### WHAT TO DO
Print the lines of the material from the line containing "x-tick-label: 500 xyxy=(2187,752,2227,780)" to the line containing "y-tick-label: 20,000 xyxy=(237,318,310,347)", both included, reproducing each one precisely as it appears.

Visual layout records:

-------

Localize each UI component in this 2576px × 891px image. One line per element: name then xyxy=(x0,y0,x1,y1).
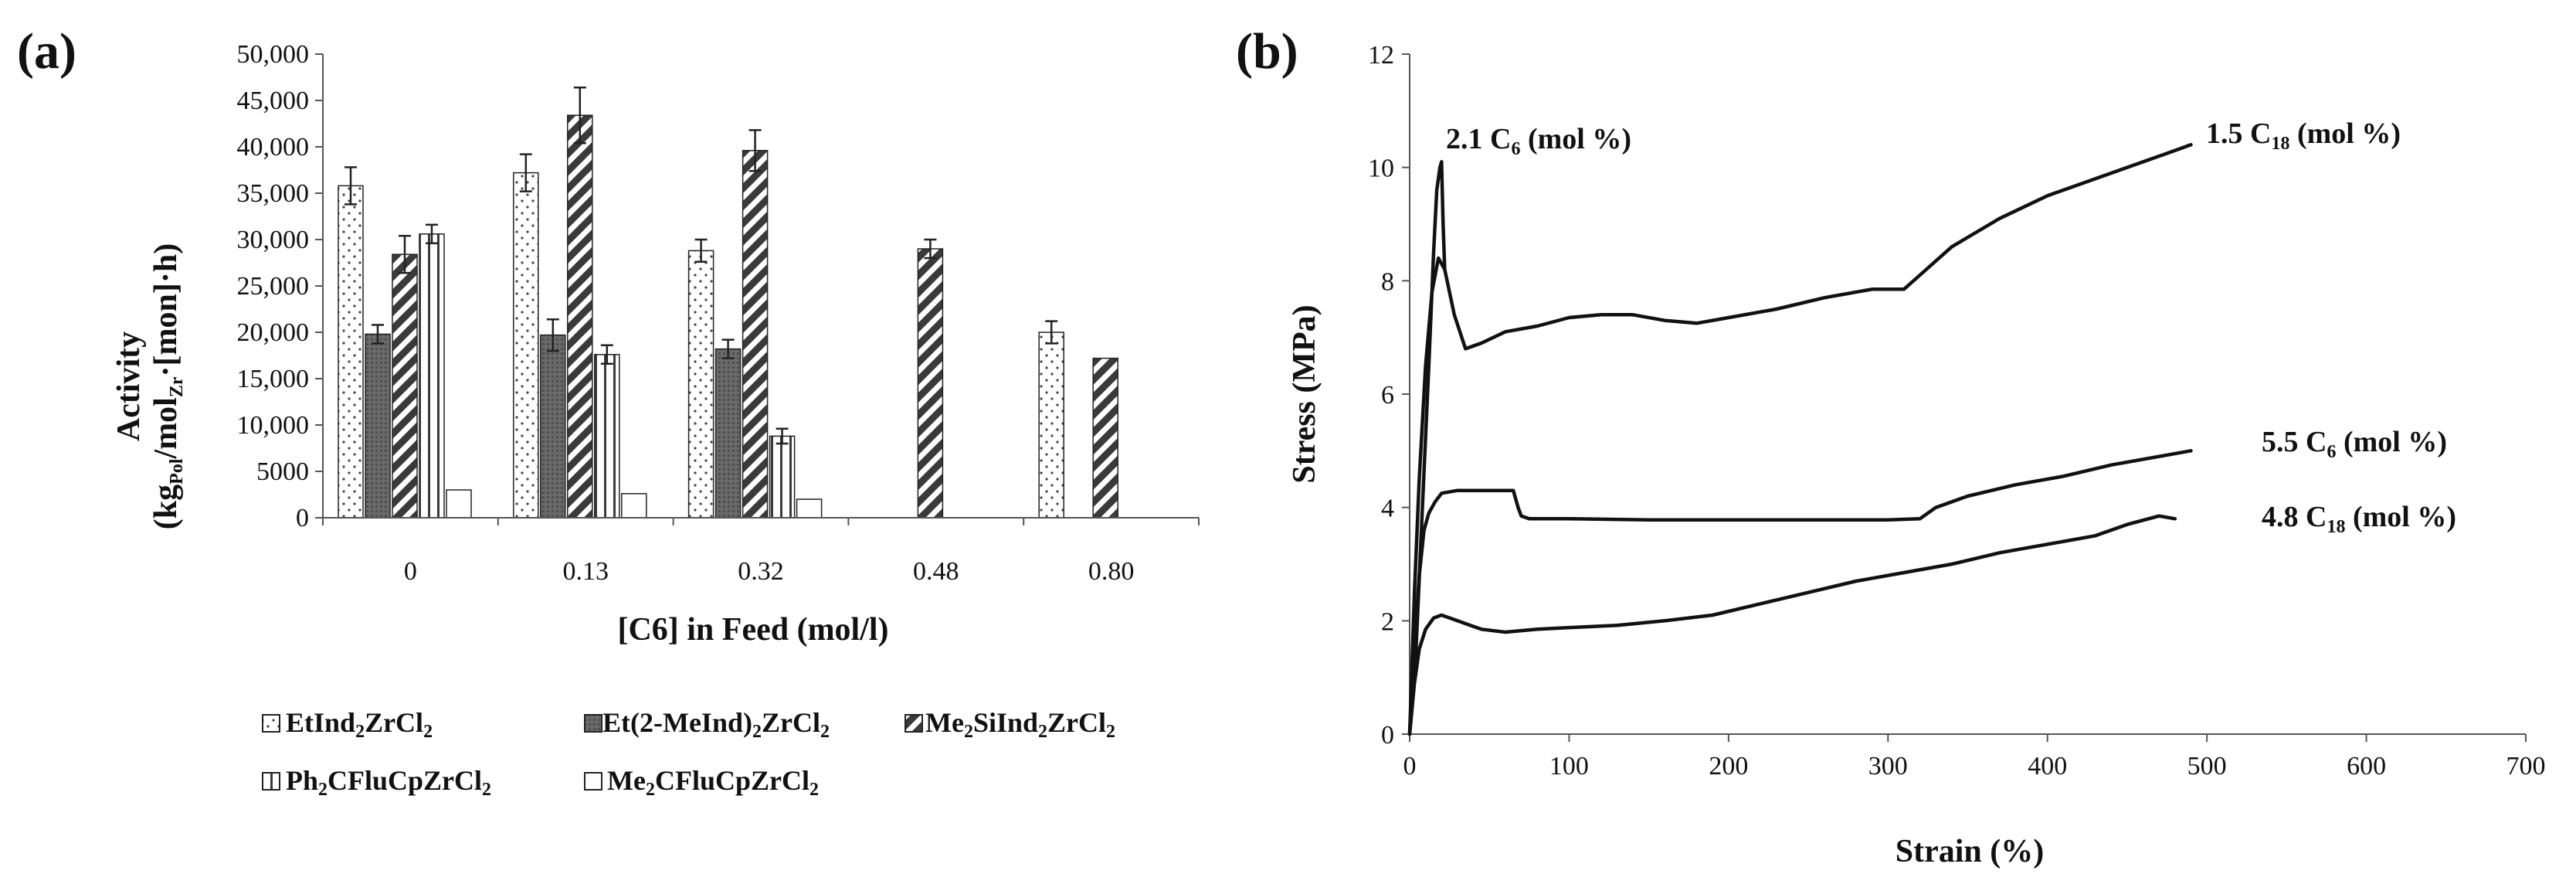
x-tick-label: 500 xyxy=(2187,752,2227,780)
bar xyxy=(513,172,539,519)
bar xyxy=(338,185,364,519)
legend-item-et2meind2zrcl2: Et(2-MeInd)2ZrCl2 xyxy=(584,707,830,742)
bar xyxy=(567,114,593,519)
x-tick-label: 0.48 xyxy=(913,557,959,586)
x-tick-label: 0.80 xyxy=(1088,557,1135,586)
bar xyxy=(365,333,391,519)
y-tick-label: 10,000 xyxy=(237,411,310,440)
bar xyxy=(1092,357,1118,519)
legend-item-ph2cflucpzrcl2: Ph2CFluCpZrCl2 xyxy=(262,765,491,800)
bars xyxy=(338,114,1118,519)
y-tick-label: 12 xyxy=(1368,41,1394,70)
legend-swatch-ph2cflucpzrcl2 xyxy=(262,772,280,791)
legend-label-etind2zrcl2: EtInd2ZrCl2 xyxy=(286,707,433,742)
legend: EtInd2ZrCl2 Et(2-MeInd)2ZrCl2 Me2SiInd2Z… xyxy=(262,707,1115,800)
y-tick-label: 0 xyxy=(1381,721,1394,750)
y-axis-title-line2: (kgPol/molZr·[mon]·h) xyxy=(148,243,187,529)
x-tick-label: 0 xyxy=(1403,752,1417,780)
x-axis-ticks: 0 0.13 0.32 0.48 0.80 xyxy=(322,518,1200,586)
y-tick-label: 4 xyxy=(1381,495,1394,523)
y-tick-label: 20,000 xyxy=(237,318,310,347)
legend-item-etind2zrcl2: EtInd2ZrCl2 xyxy=(262,707,433,742)
legend-swatch-me2cflucpzrcl2 xyxy=(584,772,602,791)
b-y-axis-title: Stress (MPa) xyxy=(1287,304,1322,483)
curve-label-5-5-c6: 5.5 C6 (mol %) xyxy=(2262,426,2447,462)
curves xyxy=(1407,143,2193,736)
legend-label-me2siind2zrcl2: Me2SiInd2ZrCl2 xyxy=(925,707,1115,742)
x-tick-label: 100 xyxy=(1549,752,1589,780)
panel-b-label: (b) xyxy=(1236,23,1298,80)
x-tick-label: 200 xyxy=(1709,752,1748,780)
legend-label-me2cflucpzrcl2: Me2CFluCpZrCl2 xyxy=(607,765,819,800)
bar xyxy=(419,233,445,519)
bar xyxy=(1038,332,1064,519)
legend-label-ph2cflucpzrcl2: Ph2CFluCpZrCl2 xyxy=(286,765,491,800)
x-tick-label: 600 xyxy=(2347,752,2386,780)
y-tick-label: 6 xyxy=(1381,381,1394,410)
curve-label-2-1-c6: 2.1 C6 (mol %) xyxy=(1446,123,1631,159)
legend-item-me2siind2zrcl2: Me2SiInd2ZrCl2 xyxy=(904,707,1115,742)
legend-label-et2meind2zrcl2: Et(2-MeInd)2ZrCl2 xyxy=(602,707,830,742)
x-tick-label: 400 xyxy=(2028,752,2067,780)
y-tick-label: 50,000 xyxy=(237,40,310,69)
line-chart-panel-b: 0 2 4 6 8 10 12 0 100 200 300 400 500 600 700 Stress (… xyxy=(1287,41,2546,869)
bar-chart-panel-a: 0 5000 10,000 15,000 20,000 25,000 30,000 35,00… xyxy=(111,40,1200,800)
bar xyxy=(621,493,647,519)
y-tick-label: 45,000 xyxy=(237,87,310,115)
panel-a-label: (a) xyxy=(17,23,76,80)
curve-2 xyxy=(1407,449,2193,736)
y-tick-label: 15,000 xyxy=(237,365,310,393)
y-axis-ticks: 0 5000 10,000 15,000 20,000 25,000 30,000 35,00… xyxy=(237,40,323,532)
bar xyxy=(796,498,823,519)
bar xyxy=(392,253,418,519)
bar xyxy=(917,248,944,519)
y-tick-label: 25,000 xyxy=(237,272,310,301)
y-tick-label: 0 xyxy=(296,504,309,532)
bar xyxy=(446,489,472,519)
x-tick-label: 700 xyxy=(2506,752,2546,780)
x-axis-title: [C6] in Feed (mol/l) xyxy=(617,612,888,648)
curve-label-4-8-c18: 4.8 C18 (mol %) xyxy=(2262,501,2456,537)
x-tick-label: 0.32 xyxy=(738,557,784,586)
y-tick-label: 10 xyxy=(1368,155,1394,183)
y-tick-label: 5000 xyxy=(256,457,309,486)
b-x-axis-title: Strain (%) xyxy=(1896,834,2045,869)
y-tick-label: 30,000 xyxy=(237,226,310,254)
curve-3 xyxy=(1407,514,2177,736)
bar xyxy=(714,348,742,519)
y-axis-title-line1: Activity xyxy=(111,332,147,441)
x-tick-label: 0 xyxy=(404,557,417,586)
legend-item-me2cflucpzrcl2: Me2CFluCpZrCl2 xyxy=(584,765,819,800)
legend-swatch-et2meind2zrcl2 xyxy=(584,714,602,733)
x-tick-label: 0.13 xyxy=(562,557,609,586)
y-tick-label: 2 xyxy=(1381,607,1394,636)
bar xyxy=(769,435,796,519)
error-bars xyxy=(344,86,1058,445)
curve-1 xyxy=(1407,143,2193,736)
y-tick-label: 40,000 xyxy=(237,133,310,162)
bar xyxy=(540,334,566,519)
y-tick-label: 35,000 xyxy=(237,179,310,208)
y-tick-label: 8 xyxy=(1381,267,1394,296)
bar xyxy=(594,354,620,519)
legend-swatch-me2siind2zrcl2 xyxy=(904,714,923,733)
bar xyxy=(742,150,769,519)
axis-ticks: 0 2 4 6 8 10 12 0 100 200 300 400 500 600 700 xyxy=(1368,41,2546,780)
bar xyxy=(687,250,714,519)
legend-swatch-etind2zrcl2 xyxy=(262,714,280,733)
x-tick-label: 300 xyxy=(1868,752,1908,780)
curve-label-1-5-c18: 1.5 C18 (mol %) xyxy=(2206,117,2401,154)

-------

### RESULT
x-tick-label: 500 xyxy=(2187,752,2227,780)
bar xyxy=(513,172,539,519)
bar xyxy=(338,185,364,519)
legend-item-et2meind2zrcl2: Et(2-MeInd)2ZrCl2 xyxy=(584,707,830,742)
bar xyxy=(567,114,593,519)
x-tick-label: 0.48 xyxy=(913,557,959,586)
x-tick-label: 0.80 xyxy=(1088,557,1135,586)
bar xyxy=(365,333,391,519)
y-tick-label: 10,000 xyxy=(237,411,310,440)
bar xyxy=(1092,357,1118,519)
legend-item-ph2cflucpzrcl2: Ph2CFluCpZrCl2 xyxy=(262,765,491,800)
bars xyxy=(338,114,1118,519)
y-tick-label: 12 xyxy=(1368,41,1394,70)
legend-swatch-ph2cflucpzrcl2 xyxy=(262,772,280,791)
legend-label-etind2zrcl2: EtInd2ZrCl2 xyxy=(286,707,433,742)
legend: EtInd2ZrCl2 Et(2-MeInd)2ZrCl2 Me2SiInd2Z… xyxy=(262,707,1115,800)
y-tick-label: 0 xyxy=(1381,721,1394,750)
y-axis-title-line2: (kgPol/molZr·[mon]·h) xyxy=(148,243,187,529)
x-tick-label: 0 xyxy=(1403,752,1417,780)
x-axis-ticks: 0 0.13 0.32 0.48 0.80 xyxy=(322,518,1200,586)
y-tick-label: 4 xyxy=(1381,495,1394,523)
y-tick-label: 20,000 xyxy=(237,318,310,347)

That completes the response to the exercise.